Task description
Repeat the records exactly. Every line must match.

(Entries taken from a collection)
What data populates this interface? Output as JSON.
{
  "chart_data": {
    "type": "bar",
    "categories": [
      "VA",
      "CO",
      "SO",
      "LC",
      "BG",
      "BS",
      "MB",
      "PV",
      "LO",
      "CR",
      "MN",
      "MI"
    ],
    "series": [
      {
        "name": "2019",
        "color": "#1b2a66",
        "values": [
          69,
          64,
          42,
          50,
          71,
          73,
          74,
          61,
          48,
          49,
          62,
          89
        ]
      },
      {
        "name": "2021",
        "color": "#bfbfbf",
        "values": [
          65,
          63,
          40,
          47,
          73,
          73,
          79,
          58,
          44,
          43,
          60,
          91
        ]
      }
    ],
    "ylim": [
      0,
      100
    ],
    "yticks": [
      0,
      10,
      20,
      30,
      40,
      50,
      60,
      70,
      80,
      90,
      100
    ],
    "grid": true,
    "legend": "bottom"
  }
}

Reply
What data populates this interface? Output as JSON.
{
  "chart_data": {
    "type": "bar",
    "categories": [
      "VA",
      "CO",
      "SO",
      "LC",
      "BG",
      "BS",
      "MB",
      "PV",
      "LO",
      "CR",
      "MN",
      "MI"
    ],
    "series": [
      {
        "name": "2019",
        "color": "#1b2a66",
        "values": [
          69,
          64,
          42,
          50,
          71,
          73,
          74,
          61,
          48,
          49,
          62,
          89
        ]
      },
      {
        "name": "2021",
        "color": "#bfbfbf",
        "values": [
          65,
          63,
          40,
          47,
          73,
          73,
          79,
          58,
          44,
          43,
          60,
          91
        ]
      }
    ],
    "ylim": [
      0,
      100
    ],
    "yticks": [
      0,
      10,
      20,
      30,
      40,
      50,
      60,
      70,
      80,
      90,
      100
    ],
    "grid": true,
    "legend": "bottom"
  }
}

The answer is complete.